#### [Task]
Copy the data that follows exactly. Include no pictures.

#### [Input records]

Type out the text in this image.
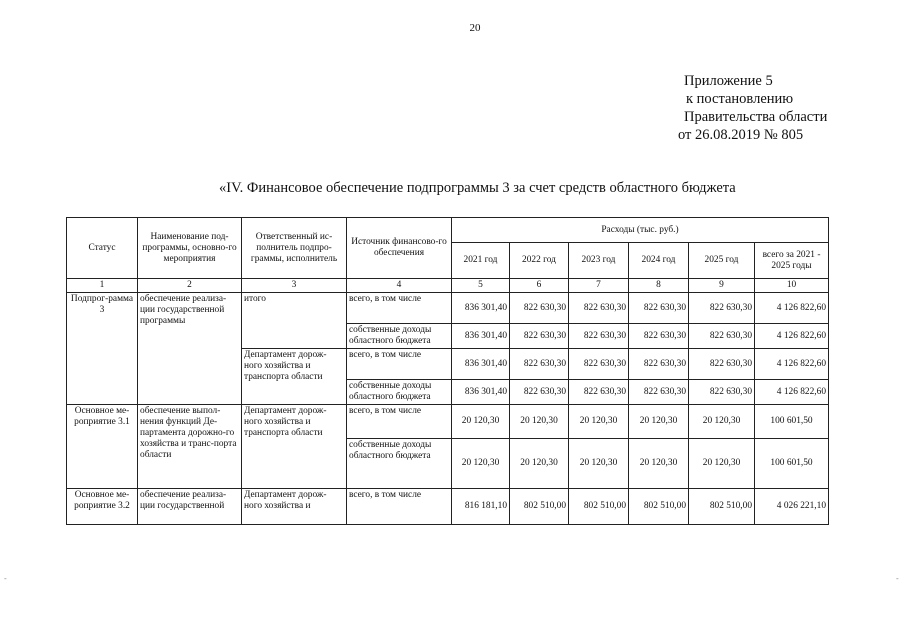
20
Приложение 5
к постановлению
Правительства области
от 26.08.2019 № 805
«IV. Финансовое обеспечение подпрограммы 3 за счет средств областного бюджета
Статус	Наименование под-программы, основно-го мероприятия	Ответственный ис-полнитель подпро-граммы, исполнитель	Источник финансово-го обеспечения	Расходы (тыс. руб.)					
				2021 год	2022 год	2023 год	2024 год	2025 год	всего за 2021 - 2025 годы
1	2	3	4	5	6	7	8	9	10
Подпрог-рамма 3	обеспечение реализа-ции государственной программы	итого	всего, в том числе	836 301,40	822 630,30	822 630,30	822 630,30	822 630,30	4 126 822,60
			собственные доходы областного бюджета	836 301,40	822 630,30	822 630,30	822 630,30	822 630,30	4 126 822,60
		Департамент дорож-ного хозяйства и транспорта области	всего, в том числе	836 301,40	822 630,30	822 630,30	822 630,30	822 630,30	4 126 822,60
			собственные доходы областного бюджета	836 301,40	822 630,30	822 630,30	822 630,30	822 630,30	4 126 822,60
Основное ме-роприятие 3.1	обеспечение выпол-нения функций Де-партамента дорожно-го хозяйства и транс-порта области	Департамент дорож-ного хозяйства и транспорта области	всего, в том числе	20 120,30	20 120,30	20 120,30	20 120,30	20 120,30	100 601,50
			собственные доходы областного бюджета	20 120,30	20 120,30	20 120,30	20 120,30	20 120,30	100 601,50
Основное ме-роприятие 3.2	обеспечение реализа-ции государственной	Департамент дорож-ного хозяйства и	всего, в том числе	816 181,10	802 510,00	802 510,00	802 510,00	802 510,00	4 026 221,10
-	-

#### [In response]
Type out the text in this image.
20
Приложение 5
к постановлению
Правительства области
от 26.08.2019 № 805
«IV. Финансовое обеспечение подпрограммы 3 за счет средств областного бюджета
Статус	Наименование под-программы, основно-го мероприятия	Ответственный ис-полнитель подпро-граммы, исполнитель	Источник финансово-го обеспечения	Расходы (тыс. руб.)					
				2021 год	2022 год	2023 год	2024 год	2025 год	всего за 2021 - 2025 годы
1	2	3	4	5	6	7	8	9	10
Подпрог-рамма 3	обеспечение реализа-ции государственной программы	итого	всего, в том числе	836 301,40	822 630,30	822 630,30	822 630,30	822 630,30	4 126 822,60
			собственные доходы областного бюджета	836 301,40	822 630,30	822 630,30	822 630,30	822 630,30	4 126 822,60
		Департамент дорож-ного хозяйства и транспорта области	всего, в том числе	836 301,40	822 630,30	822 630,30	822 630,30	822 630,30	4 126 822,60
			собственные доходы областного бюджета	836 301,40	822 630,30	822 630,30	822 630,30	822 630,30	4 126 822,60
Основное ме-роприятие 3.1	обеспечение выпол-нения функций Де-партамента дорожно-го хозяйства и транс-порта области	Департамент дорож-ного хозяйства и транспорта области	всего, в том числе	20 120,30	20 120,30	20 120,30	20 120,30	20 120,30	100 601,50
			собственные доходы областного бюджета	20 120,30	20 120,30	20 120,30	20 120,30	20 120,30	100 601,50
Основное ме-роприятие 3.2	обеспечение реализа-ции государственной	Департамент дорож-ного хозяйства и	всего, в том числе	816 181,10	802 510,00	802 510,00	802 510,00	802 510,00	4 026 221,10
-	-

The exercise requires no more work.